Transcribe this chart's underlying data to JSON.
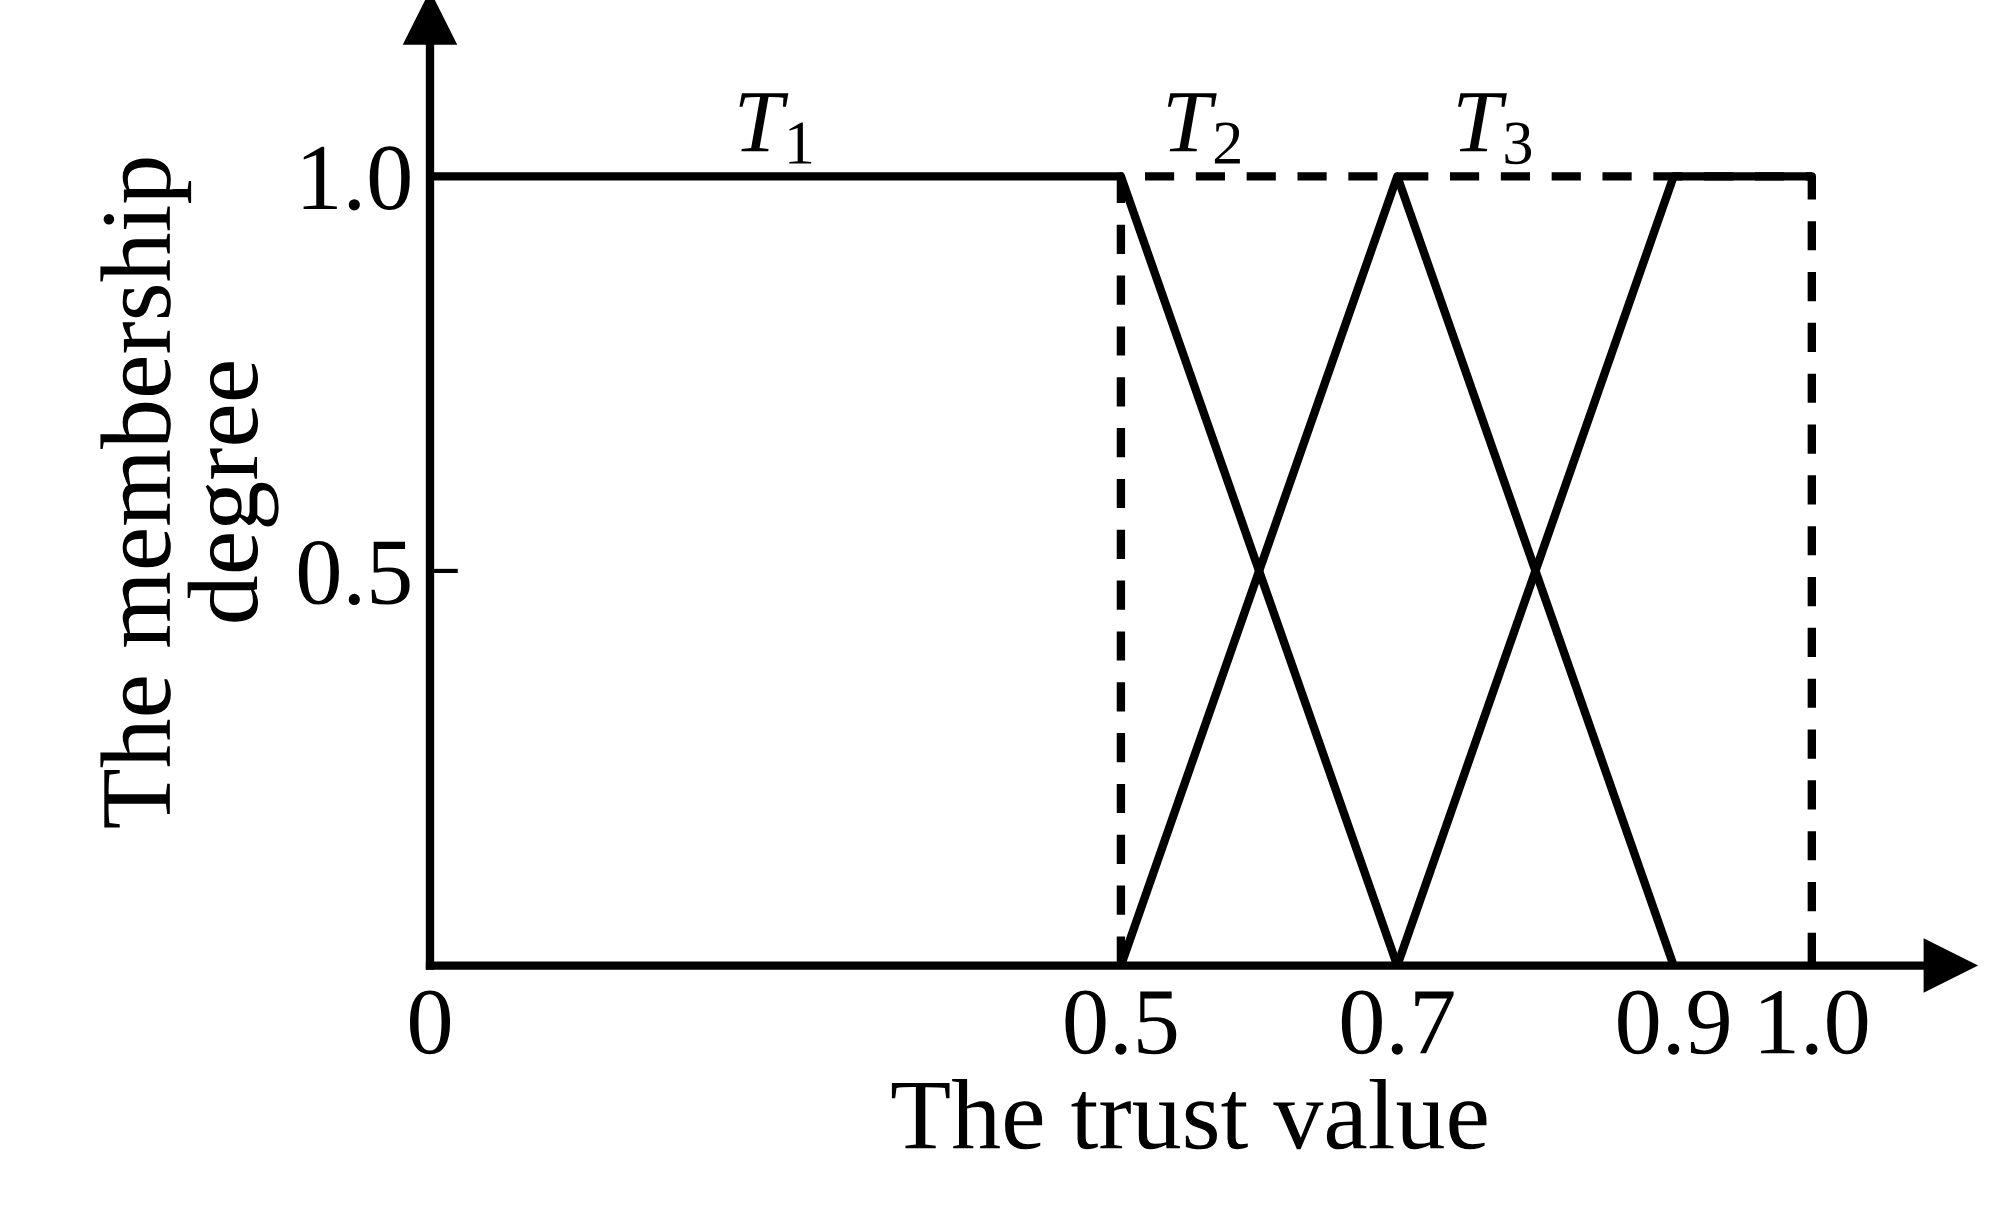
{
  "chart_data": {
    "type": "line",
    "xlabel": "The trust value",
    "ylabel": "The membership\ndegree",
    "series": [
      {
        "color": "#000000",
        "x": [
          0,
          0.5,
          0.7
        ],
        "values": [
          1,
          1,
          0
        ]
      },
      {
        "color": "#000000",
        "x": [
          0.5,
          0.7,
          0.9
        ],
        "values": [
          0,
          1,
          0
        ]
      },
      {
        "color": "#000000",
        "x": [
          0.7,
          0.9,
          1.0
        ],
        "values": [
          0,
          1,
          1
        ]
      },
      {
        "color": "#000000",
        "x": [
          0.5,
          0.5,
          1.0,
          1.0
        ],
        "values": [
          0,
          1,
          1,
          0
        ],
        "line_style": "dashed"
      }
    ],
    "annotations": [
      {
        "text": "T$_{1}$",
        "x": 0.25,
        "y": 1
      },
      {
        "text": "T$_{2}$",
        "x": 0.56,
        "y": 1
      },
      {
        "text": "T$_{3}$",
        "x": 0.77,
        "y": 1
      }
    ],
    "line_style": "solid",
    "xlim": [
      0,
      1.1
    ],
    "ylim": [
      0,
      1.2
    ],
    "xticks": [
      0,
      0.5,
      0.7,
      0.9,
      {
        "value": 1.0,
        "label": "1.0"
      }
    ],
    "yticks": [
      0.5,
      {
        "value": 1.0,
        "label": "1.0"
      }
    ]
  }
}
◆ ◆ ◆ ◆ ◆ ◆ ◆
_Exercise aim_
Write out the entries above verbatim; the pictures do not belong in your copy.

_Output for this exercise_
Transcribe this chart's underlying data to JSON.
{
  "chart_data": {
    "type": "line",
    "xlabel": "The trust value",
    "ylabel": "The membership\ndegree",
    "series": [
      {
        "color": "#000000",
        "x": [
          0,
          0.5,
          0.7
        ],
        "values": [
          1,
          1,
          0
        ]
      },
      {
        "color": "#000000",
        "x": [
          0.5,
          0.7,
          0.9
        ],
        "values": [
          0,
          1,
          0
        ]
      },
      {
        "color": "#000000",
        "x": [
          0.7,
          0.9,
          1.0
        ],
        "values": [
          0,
          1,
          1
        ]
      },
      {
        "color": "#000000",
        "x": [
          0.5,
          0.5,
          1.0,
          1.0
        ],
        "values": [
          0,
          1,
          1,
          0
        ],
        "line_style": "dashed"
      }
    ],
    "annotations": [
      {
        "text": "T$_{1}$",
        "x": 0.25,
        "y": 1
      },
      {
        "text": "T$_{2}$",
        "x": 0.56,
        "y": 1
      },
      {
        "text": "T$_{3}$",
        "x": 0.77,
        "y": 1
      }
    ],
    "line_style": "solid",
    "xlim": [
      0,
      1.1
    ],
    "ylim": [
      0,
      1.2
    ],
    "xticks": [
      0,
      0.5,
      0.7,
      0.9,
      {
        "value": 1.0,
        "label": "1.0"
      }
    ],
    "yticks": [
      0.5,
      {
        "value": 1.0,
        "label": "1.0"
      }
    ]
  }
}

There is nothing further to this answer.